PROBLEM REQUIREMENTS:
Extract all of the entries and give them again, word for word.
============
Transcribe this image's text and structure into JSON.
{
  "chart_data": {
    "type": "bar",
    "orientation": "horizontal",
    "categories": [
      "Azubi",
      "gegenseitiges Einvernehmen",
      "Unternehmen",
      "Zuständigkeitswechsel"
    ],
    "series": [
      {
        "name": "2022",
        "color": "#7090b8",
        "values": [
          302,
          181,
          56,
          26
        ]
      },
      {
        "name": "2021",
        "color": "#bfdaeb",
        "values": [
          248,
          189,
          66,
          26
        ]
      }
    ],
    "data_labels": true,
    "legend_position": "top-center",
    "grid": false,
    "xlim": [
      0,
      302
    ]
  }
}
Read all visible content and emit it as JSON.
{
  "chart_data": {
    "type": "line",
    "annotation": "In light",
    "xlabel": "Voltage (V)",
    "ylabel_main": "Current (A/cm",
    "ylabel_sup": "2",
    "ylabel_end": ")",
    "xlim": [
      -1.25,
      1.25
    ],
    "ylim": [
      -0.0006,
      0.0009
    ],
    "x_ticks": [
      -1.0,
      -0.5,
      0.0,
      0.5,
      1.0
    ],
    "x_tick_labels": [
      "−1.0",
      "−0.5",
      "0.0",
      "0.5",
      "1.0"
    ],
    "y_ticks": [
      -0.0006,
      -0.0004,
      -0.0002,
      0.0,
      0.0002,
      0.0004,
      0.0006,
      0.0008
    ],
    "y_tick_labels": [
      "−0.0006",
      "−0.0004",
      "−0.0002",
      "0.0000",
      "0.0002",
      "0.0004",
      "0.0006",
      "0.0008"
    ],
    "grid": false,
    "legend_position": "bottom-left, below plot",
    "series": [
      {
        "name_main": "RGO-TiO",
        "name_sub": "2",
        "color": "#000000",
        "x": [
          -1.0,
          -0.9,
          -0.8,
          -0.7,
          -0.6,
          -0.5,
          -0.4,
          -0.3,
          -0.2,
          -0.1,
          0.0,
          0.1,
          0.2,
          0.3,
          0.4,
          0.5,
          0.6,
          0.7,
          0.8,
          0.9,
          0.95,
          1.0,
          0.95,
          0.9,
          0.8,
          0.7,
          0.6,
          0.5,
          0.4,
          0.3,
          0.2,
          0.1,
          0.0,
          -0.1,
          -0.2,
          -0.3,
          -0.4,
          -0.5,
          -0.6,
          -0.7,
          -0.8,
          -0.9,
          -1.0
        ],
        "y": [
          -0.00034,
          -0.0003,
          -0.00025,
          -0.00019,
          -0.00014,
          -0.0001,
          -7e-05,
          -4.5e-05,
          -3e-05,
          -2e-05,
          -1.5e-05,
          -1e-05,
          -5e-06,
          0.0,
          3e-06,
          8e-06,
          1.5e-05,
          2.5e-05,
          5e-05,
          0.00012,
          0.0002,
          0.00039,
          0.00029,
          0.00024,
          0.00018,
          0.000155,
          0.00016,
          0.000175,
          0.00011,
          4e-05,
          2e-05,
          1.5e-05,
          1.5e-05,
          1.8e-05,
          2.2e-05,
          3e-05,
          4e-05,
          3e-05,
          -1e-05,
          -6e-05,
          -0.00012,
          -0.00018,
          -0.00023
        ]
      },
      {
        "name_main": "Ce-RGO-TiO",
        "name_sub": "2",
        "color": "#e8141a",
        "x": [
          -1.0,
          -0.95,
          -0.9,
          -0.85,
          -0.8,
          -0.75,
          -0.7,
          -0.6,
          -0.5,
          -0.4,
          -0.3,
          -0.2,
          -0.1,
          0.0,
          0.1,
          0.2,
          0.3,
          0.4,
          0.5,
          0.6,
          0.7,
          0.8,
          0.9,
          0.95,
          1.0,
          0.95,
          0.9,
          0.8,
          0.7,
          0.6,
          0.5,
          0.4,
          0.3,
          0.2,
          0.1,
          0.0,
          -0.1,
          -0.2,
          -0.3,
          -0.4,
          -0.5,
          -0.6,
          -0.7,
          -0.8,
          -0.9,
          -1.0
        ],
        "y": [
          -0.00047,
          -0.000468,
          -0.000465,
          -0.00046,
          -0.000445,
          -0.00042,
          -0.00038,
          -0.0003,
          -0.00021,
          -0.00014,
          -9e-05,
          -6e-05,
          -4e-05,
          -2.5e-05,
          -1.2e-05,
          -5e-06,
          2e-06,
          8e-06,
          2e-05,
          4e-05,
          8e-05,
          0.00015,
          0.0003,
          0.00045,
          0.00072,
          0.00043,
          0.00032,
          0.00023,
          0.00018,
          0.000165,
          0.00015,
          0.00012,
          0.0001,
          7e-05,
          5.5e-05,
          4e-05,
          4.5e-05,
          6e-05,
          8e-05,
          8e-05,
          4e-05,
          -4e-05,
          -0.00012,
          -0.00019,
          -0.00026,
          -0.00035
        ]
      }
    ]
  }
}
============
REPLY:
Transcribe this image's text and structure into JSON.
{
  "chart_data": {
    "type": "bar",
    "orientation": "horizontal",
    "categories": [
      "Azubi",
      "gegenseitiges Einvernehmen",
      "Unternehmen",
      "Zuständigkeitswechsel"
    ],
    "series": [
      {
        "name": "2022",
        "color": "#7090b8",
        "values": [
          302,
          181,
          56,
          26
        ]
      },
      {
        "name": "2021",
        "color": "#bfdaeb",
        "values": [
          248,
          189,
          66,
          26
        ]
      }
    ],
    "data_labels": true,
    "legend_position": "top-center",
    "grid": false,
    "xlim": [
      0,
      302
    ]
  }
}
Read all visible content and emit it as JSON.
{
  "chart_data": {
    "type": "line",
    "annotation": "In light",
    "xlabel": "Voltage (V)",
    "ylabel_main": "Current (A/cm",
    "ylabel_sup": "2",
    "ylabel_end": ")",
    "xlim": [
      -1.25,
      1.25
    ],
    "ylim": [
      -0.0006,
      0.0009
    ],
    "x_ticks": [
      -1.0,
      -0.5,
      0.0,
      0.5,
      1.0
    ],
    "x_tick_labels": [
      "−1.0",
      "−0.5",
      "0.0",
      "0.5",
      "1.0"
    ],
    "y_ticks": [
      -0.0006,
      -0.0004,
      -0.0002,
      0.0,
      0.0002,
      0.0004,
      0.0006,
      0.0008
    ],
    "y_tick_labels": [
      "−0.0006",
      "−0.0004",
      "−0.0002",
      "0.0000",
      "0.0002",
      "0.0004",
      "0.0006",
      "0.0008"
    ],
    "grid": false,
    "legend_position": "bottom-left, below plot",
    "series": [
      {
        "name_main": "RGO-TiO",
        "name_sub": "2",
        "color": "#000000",
        "x": [
          -1.0,
          -0.9,
          -0.8,
          -0.7,
          -0.6,
          -0.5,
          -0.4,
          -0.3,
          -0.2,
          -0.1,
          0.0,
          0.1,
          0.2,
          0.3,
          0.4,
          0.5,
          0.6,
          0.7,
          0.8,
          0.9,
          0.95,
          1.0,
          0.95,
          0.9,
          0.8,
          0.7,
          0.6,
          0.5,
          0.4,
          0.3,
          0.2,
          0.1,
          0.0,
          -0.1,
          -0.2,
          -0.3,
          -0.4,
          -0.5,
          -0.6,
          -0.7,
          -0.8,
          -0.9,
          -1.0
        ],
        "y": [
          -0.00034,
          -0.0003,
          -0.00025,
          -0.00019,
          -0.00014,
          -0.0001,
          -7e-05,
          -4.5e-05,
          -3e-05,
          -2e-05,
          -1.5e-05,
          -1e-05,
          -5e-06,
          0.0,
          3e-06,
          8e-06,
          1.5e-05,
          2.5e-05,
          5e-05,
          0.00012,
          0.0002,
          0.00039,
          0.00029,
          0.00024,
          0.00018,
          0.000155,
          0.00016,
          0.000175,
          0.00011,
          4e-05,
          2e-05,
          1.5e-05,
          1.5e-05,
          1.8e-05,
          2.2e-05,
          3e-05,
          4e-05,
          3e-05,
          -1e-05,
          -6e-05,
          -0.00012,
          -0.00018,
          -0.00023
        ]
      },
      {
        "name_main": "Ce-RGO-TiO",
        "name_sub": "2",
        "color": "#e8141a",
        "x": [
          -1.0,
          -0.95,
          -0.9,
          -0.85,
          -0.8,
          -0.75,
          -0.7,
          -0.6,
          -0.5,
          -0.4,
          -0.3,
          -0.2,
          -0.1,
          0.0,
          0.1,
          0.2,
          0.3,
          0.4,
          0.5,
          0.6,
          0.7,
          0.8,
          0.9,
          0.95,
          1.0,
          0.95,
          0.9,
          0.8,
          0.7,
          0.6,
          0.5,
          0.4,
          0.3,
          0.2,
          0.1,
          0.0,
          -0.1,
          -0.2,
          -0.3,
          -0.4,
          -0.5,
          -0.6,
          -0.7,
          -0.8,
          -0.9,
          -1.0
        ],
        "y": [
          -0.00047,
          -0.000468,
          -0.000465,
          -0.00046,
          -0.000445,
          -0.00042,
          -0.00038,
          -0.0003,
          -0.00021,
          -0.00014,
          -9e-05,
          -6e-05,
          -4e-05,
          -2.5e-05,
          -1.2e-05,
          -5e-06,
          2e-06,
          8e-06,
          2e-05,
          4e-05,
          8e-05,
          0.00015,
          0.0003,
          0.00045,
          0.00072,
          0.00043,
          0.00032,
          0.00023,
          0.00018,
          0.000165,
          0.00015,
          0.00012,
          0.0001,
          7e-05,
          5.5e-05,
          4e-05,
          4.5e-05,
          6e-05,
          8e-05,
          8e-05,
          4e-05,
          -4e-05,
          -0.00012,
          -0.00019,
          -0.00026,
          -0.00035
        ]
      }
    ]
  }
}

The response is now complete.